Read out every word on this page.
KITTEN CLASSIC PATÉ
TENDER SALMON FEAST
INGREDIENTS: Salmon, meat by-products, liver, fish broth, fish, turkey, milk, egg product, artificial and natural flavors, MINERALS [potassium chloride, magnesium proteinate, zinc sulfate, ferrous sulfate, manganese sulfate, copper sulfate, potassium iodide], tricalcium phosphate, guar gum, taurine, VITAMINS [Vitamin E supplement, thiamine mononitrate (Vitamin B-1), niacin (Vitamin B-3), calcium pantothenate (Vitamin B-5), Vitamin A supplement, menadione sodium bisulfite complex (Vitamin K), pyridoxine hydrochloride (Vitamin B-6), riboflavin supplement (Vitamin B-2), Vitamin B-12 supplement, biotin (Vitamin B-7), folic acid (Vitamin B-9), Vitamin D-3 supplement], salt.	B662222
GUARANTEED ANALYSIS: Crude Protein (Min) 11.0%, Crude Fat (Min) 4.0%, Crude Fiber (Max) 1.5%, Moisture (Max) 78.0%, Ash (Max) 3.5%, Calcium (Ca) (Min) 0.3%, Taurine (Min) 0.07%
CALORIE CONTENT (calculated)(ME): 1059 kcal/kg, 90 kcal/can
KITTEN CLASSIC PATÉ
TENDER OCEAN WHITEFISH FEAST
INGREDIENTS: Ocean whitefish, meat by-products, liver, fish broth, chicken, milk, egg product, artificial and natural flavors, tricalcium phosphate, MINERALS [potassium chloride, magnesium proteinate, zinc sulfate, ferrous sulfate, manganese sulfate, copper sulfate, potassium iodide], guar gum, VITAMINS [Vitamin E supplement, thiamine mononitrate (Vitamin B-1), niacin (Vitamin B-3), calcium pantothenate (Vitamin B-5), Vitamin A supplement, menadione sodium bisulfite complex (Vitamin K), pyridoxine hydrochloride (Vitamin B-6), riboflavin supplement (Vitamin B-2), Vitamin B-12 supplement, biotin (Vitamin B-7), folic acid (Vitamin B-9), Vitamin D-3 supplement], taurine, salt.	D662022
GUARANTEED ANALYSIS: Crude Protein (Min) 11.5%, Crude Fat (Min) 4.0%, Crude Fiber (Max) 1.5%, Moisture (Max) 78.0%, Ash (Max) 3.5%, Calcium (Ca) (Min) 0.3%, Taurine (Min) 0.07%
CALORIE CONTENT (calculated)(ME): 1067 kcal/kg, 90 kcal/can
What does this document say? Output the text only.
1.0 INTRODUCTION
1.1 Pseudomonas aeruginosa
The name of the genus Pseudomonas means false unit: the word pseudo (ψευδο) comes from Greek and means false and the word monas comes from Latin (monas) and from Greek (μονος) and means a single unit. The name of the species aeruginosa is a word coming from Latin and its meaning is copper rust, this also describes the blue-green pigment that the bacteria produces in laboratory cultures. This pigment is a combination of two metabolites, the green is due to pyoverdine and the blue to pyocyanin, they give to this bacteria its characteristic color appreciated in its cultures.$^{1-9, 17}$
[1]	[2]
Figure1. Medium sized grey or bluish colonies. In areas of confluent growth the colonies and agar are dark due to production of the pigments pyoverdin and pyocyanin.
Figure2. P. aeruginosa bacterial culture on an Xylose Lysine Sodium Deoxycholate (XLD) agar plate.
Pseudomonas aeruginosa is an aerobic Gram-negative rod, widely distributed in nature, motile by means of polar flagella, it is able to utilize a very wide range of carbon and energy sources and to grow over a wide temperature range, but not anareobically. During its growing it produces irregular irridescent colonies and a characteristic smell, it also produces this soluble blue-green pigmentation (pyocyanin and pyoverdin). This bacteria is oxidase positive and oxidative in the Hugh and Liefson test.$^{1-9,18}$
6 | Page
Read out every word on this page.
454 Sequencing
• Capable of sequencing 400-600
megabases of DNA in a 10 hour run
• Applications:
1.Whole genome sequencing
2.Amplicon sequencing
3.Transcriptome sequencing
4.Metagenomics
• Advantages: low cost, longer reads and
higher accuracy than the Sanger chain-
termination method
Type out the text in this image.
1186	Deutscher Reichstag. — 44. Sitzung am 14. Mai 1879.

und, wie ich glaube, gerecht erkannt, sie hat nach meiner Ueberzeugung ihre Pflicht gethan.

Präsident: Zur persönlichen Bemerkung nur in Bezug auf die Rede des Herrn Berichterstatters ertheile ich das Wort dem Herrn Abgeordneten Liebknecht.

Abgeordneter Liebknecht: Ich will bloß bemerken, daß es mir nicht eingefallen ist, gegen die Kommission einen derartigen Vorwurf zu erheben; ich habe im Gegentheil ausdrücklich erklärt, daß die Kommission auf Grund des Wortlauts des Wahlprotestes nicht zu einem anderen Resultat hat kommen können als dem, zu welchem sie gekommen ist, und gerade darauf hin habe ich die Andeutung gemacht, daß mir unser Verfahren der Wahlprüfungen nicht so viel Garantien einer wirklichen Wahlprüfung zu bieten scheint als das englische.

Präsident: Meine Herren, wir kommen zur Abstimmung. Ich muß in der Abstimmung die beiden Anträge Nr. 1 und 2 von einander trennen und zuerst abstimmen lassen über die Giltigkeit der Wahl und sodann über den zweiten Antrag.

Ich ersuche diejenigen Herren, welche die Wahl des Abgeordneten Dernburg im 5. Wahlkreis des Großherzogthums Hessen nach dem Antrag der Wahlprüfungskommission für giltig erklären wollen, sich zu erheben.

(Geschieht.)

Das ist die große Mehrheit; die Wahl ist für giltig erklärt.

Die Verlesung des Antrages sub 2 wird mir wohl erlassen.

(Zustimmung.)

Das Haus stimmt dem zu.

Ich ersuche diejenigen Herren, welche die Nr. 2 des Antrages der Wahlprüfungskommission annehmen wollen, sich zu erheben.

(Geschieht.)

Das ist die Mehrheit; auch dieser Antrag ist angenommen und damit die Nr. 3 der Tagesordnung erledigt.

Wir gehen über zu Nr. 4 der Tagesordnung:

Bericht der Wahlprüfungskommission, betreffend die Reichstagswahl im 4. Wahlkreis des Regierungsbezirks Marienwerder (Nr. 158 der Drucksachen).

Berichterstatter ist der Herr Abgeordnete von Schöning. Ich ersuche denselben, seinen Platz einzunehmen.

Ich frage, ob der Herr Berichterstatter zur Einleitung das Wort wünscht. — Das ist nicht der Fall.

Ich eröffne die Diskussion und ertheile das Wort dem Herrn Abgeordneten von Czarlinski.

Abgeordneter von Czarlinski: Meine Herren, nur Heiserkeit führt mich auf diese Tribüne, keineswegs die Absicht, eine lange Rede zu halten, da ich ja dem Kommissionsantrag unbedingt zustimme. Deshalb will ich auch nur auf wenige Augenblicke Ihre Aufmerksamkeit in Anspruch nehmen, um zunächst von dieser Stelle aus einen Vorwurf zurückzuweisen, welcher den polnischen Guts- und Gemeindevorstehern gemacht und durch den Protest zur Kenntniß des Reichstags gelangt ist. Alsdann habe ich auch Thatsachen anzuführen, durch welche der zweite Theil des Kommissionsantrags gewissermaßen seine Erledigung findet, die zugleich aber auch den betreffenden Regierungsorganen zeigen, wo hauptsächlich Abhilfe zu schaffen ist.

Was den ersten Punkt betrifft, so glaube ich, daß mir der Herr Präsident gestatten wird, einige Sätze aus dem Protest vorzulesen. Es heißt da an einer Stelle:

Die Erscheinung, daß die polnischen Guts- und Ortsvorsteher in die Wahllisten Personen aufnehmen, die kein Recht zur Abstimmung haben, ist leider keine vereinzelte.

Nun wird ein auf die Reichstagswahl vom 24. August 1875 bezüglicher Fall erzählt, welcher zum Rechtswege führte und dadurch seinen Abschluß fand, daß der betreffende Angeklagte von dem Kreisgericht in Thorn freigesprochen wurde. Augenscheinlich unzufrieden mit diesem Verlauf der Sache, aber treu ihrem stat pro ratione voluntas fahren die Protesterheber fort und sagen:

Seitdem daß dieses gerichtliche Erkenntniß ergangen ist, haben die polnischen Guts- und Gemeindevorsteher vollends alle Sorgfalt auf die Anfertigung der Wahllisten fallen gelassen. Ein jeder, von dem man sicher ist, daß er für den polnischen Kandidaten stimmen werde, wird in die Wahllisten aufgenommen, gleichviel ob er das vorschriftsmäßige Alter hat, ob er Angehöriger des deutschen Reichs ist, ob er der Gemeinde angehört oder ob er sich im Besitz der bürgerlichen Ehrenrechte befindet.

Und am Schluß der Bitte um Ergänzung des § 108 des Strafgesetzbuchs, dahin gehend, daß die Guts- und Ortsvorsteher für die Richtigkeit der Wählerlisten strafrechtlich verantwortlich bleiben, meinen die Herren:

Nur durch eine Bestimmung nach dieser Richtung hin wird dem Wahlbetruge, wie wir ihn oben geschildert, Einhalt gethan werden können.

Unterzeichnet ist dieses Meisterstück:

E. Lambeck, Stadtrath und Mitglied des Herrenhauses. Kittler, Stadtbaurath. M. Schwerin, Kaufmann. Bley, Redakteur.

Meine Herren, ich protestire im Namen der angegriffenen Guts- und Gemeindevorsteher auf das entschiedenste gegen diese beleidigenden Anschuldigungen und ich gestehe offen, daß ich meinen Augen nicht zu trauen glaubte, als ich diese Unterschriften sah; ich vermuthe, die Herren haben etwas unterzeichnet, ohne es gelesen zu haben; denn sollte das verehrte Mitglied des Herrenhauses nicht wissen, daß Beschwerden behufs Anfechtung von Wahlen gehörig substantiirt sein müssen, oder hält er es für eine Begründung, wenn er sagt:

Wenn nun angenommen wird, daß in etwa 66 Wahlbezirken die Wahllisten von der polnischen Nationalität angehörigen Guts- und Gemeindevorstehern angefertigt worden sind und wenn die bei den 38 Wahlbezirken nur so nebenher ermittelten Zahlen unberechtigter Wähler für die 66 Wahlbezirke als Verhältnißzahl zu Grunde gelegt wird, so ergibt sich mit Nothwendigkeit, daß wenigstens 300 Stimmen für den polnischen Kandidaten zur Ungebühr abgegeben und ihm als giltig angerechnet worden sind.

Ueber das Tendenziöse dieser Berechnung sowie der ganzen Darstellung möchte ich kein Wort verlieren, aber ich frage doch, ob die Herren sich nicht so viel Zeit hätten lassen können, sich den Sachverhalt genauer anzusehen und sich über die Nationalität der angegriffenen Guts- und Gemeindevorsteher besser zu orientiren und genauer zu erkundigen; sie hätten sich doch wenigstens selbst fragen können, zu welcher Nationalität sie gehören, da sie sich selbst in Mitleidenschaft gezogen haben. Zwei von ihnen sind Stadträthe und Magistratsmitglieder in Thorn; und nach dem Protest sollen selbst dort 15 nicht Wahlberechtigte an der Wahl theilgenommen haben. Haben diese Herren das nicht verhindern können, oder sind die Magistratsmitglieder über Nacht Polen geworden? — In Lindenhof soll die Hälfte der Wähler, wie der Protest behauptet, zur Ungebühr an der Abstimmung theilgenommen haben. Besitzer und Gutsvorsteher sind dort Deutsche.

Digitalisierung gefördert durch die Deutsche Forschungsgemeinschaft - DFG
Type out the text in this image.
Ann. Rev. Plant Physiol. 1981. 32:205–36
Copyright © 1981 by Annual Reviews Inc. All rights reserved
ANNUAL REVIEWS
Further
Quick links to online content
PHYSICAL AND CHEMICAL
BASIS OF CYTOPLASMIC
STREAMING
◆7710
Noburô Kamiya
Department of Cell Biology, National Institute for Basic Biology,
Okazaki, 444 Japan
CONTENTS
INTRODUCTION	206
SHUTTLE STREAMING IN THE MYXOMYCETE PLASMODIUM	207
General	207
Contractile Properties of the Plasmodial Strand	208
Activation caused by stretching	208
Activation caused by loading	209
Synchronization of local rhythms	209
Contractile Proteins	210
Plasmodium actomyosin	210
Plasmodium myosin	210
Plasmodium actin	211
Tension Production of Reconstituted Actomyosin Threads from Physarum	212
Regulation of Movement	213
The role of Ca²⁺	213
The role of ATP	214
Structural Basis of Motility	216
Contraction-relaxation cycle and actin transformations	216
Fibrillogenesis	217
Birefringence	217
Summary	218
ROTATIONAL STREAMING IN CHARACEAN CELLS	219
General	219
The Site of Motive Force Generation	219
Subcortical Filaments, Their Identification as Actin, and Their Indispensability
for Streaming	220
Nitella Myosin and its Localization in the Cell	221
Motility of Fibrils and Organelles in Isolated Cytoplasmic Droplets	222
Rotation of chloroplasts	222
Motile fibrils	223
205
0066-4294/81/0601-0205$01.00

### What the task asks
Check each line of the listing for "Fiber". Show those that have it.

### Written answer
GUARANTEED ANALYSIS: Crude Protein (Min) 11.0%, Crude Fat (Min) 4.0%, Crude Fiber (Max) 1.5%, Moisture (Max) 78.0%, Ash (Max) 3.5%, Calcium (Ca) (Min) 0.3%, Taurine (Min) 0.07%
GUARANTEED ANALYSIS: Crude Protein (Min) 11.5%, Crude Fat (Min) 4.0%, Crude Fiber (Max) 1.5%, Moisture (Max) 78.0%, Ash (Max) 3.5%, Calcium (Ca) (Min) 0.3%, Taurine (Min) 0.07%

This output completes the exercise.